> [RECORDS FOR THIS TASK]:
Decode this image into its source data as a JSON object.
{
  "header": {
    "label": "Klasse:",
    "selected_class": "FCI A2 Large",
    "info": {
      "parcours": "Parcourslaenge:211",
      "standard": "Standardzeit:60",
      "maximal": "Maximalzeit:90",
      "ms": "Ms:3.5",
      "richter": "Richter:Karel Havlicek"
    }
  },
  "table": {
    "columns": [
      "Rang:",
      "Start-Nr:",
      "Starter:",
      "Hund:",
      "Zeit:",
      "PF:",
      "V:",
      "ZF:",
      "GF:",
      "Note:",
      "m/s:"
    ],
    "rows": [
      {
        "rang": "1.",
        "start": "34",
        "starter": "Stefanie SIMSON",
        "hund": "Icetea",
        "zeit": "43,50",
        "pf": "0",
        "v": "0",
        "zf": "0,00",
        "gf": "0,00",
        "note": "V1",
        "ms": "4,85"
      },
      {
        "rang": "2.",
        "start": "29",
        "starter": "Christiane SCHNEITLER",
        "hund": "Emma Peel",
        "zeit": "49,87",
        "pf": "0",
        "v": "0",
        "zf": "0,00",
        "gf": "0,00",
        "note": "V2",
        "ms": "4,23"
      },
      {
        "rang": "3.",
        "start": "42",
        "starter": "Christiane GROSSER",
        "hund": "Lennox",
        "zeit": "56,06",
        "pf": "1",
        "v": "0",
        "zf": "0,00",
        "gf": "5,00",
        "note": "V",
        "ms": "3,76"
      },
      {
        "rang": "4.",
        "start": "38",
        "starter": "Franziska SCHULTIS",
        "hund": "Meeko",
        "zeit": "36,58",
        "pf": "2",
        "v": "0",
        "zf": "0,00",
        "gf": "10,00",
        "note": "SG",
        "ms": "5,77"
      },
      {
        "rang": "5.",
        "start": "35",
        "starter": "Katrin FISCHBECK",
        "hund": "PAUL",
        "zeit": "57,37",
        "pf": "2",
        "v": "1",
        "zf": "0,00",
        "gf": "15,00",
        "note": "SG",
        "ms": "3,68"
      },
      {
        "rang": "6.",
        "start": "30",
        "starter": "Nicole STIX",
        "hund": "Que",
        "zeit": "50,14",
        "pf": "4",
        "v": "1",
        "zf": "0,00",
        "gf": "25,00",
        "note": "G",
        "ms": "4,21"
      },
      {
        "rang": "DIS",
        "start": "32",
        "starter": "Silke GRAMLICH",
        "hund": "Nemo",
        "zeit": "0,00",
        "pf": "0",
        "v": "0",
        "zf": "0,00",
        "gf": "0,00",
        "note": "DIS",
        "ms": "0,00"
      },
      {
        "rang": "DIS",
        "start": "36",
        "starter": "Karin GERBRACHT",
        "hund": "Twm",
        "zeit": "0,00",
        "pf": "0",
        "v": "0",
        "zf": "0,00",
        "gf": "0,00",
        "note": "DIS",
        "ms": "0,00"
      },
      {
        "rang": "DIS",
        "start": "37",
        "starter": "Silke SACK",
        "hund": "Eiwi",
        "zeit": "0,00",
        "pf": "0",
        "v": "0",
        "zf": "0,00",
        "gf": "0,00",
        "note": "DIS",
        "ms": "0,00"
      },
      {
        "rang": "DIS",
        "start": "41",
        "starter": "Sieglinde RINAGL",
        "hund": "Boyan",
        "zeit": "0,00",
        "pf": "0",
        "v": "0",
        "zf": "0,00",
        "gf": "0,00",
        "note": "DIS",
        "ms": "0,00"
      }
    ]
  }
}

> [AIM OF THE TASK]:
Word for word, write out the data.

> [FINISHED TASK]:
Decode this image into its source data as a JSON object.
{
  "header": {
    "label": "Klasse:",
    "selected_class": "FCI A2 Large",
    "info": {
      "parcours": "Parcourslaenge:211",
      "standard": "Standardzeit:60",
      "maximal": "Maximalzeit:90",
      "ms": "Ms:3.5",
      "richter": "Richter:Karel Havlicek"
    }
  },
  "table": {
    "columns": [
      "Rang:",
      "Start-Nr:",
      "Starter:",
      "Hund:",
      "Zeit:",
      "PF:",
      "V:",
      "ZF:",
      "GF:",
      "Note:",
      "m/s:"
    ],
    "rows": [
      {
        "rang": "1.",
        "start": "34",
        "starter": "Stefanie SIMSON",
        "hund": "Icetea",
        "zeit": "43,50",
        "pf": "0",
        "v": "0",
        "zf": "0,00",
        "gf": "0,00",
        "note": "V1",
        "ms": "4,85"
      },
      {
        "rang": "2.",
        "start": "29",
        "starter": "Christiane SCHNEITLER",
        "hund": "Emma Peel",
        "zeit": "49,87",
        "pf": "0",
        "v": "0",
        "zf": "0,00",
        "gf": "0,00",
        "note": "V2",
        "ms": "4,23"
      },
      {
        "rang": "3.",
        "start": "42",
        "starter": "Christiane GROSSER",
        "hund": "Lennox",
        "zeit": "56,06",
        "pf": "1",
        "v": "0",
        "zf": "0,00",
        "gf": "5,00",
        "note": "V",
        "ms": "3,76"
      },
      {
        "rang": "4.",
        "start": "38",
        "starter": "Franziska SCHULTIS",
        "hund": "Meeko",
        "zeit": "36,58",
        "pf": "2",
        "v": "0",
        "zf": "0,00",
        "gf": "10,00",
        "note": "SG",
        "ms": "5,77"
      },
      {
        "rang": "5.",
        "start": "35",
        "starter": "Katrin FISCHBECK",
        "hund": "PAUL",
        "zeit": "57,37",
        "pf": "2",
        "v": "1",
        "zf": "0,00",
        "gf": "15,00",
        "note": "SG",
        "ms": "3,68"
      },
      {
        "rang": "6.",
        "start": "30",
        "starter": "Nicole STIX",
        "hund": "Que",
        "zeit": "50,14",
        "pf": "4",
        "v": "1",
        "zf": "0,00",
        "gf": "25,00",
        "note": "G",
        "ms": "4,21"
      },
      {
        "rang": "DIS",
        "start": "32",
        "starter": "Silke GRAMLICH",
        "hund": "Nemo",
        "zeit": "0,00",
        "pf": "0",
        "v": "0",
        "zf": "0,00",
        "gf": "0,00",
        "note": "DIS",
        "ms": "0,00"
      },
      {
        "rang": "DIS",
        "start": "36",
        "starter": "Karin GERBRACHT",
        "hund": "Twm",
        "zeit": "0,00",
        "pf": "0",
        "v": "0",
        "zf": "0,00",
        "gf": "0,00",
        "note": "DIS",
        "ms": "0,00"
      },
      {
        "rang": "DIS",
        "start": "37",
        "starter": "Silke SACK",
        "hund": "Eiwi",
        "zeit": "0,00",
        "pf": "0",
        "v": "0",
        "zf": "0,00",
        "gf": "0,00",
        "note": "DIS",
        "ms": "0,00"
      },
      {
        "rang": "DIS",
        "start": "41",
        "starter": "Sieglinde RINAGL",
        "hund": "Boyan",
        "zeit": "0,00",
        "pf": "0",
        "v": "0",
        "zf": "0,00",
        "gf": "0,00",
        "note": "DIS",
        "ms": "0,00"
      }
    ]
  }
}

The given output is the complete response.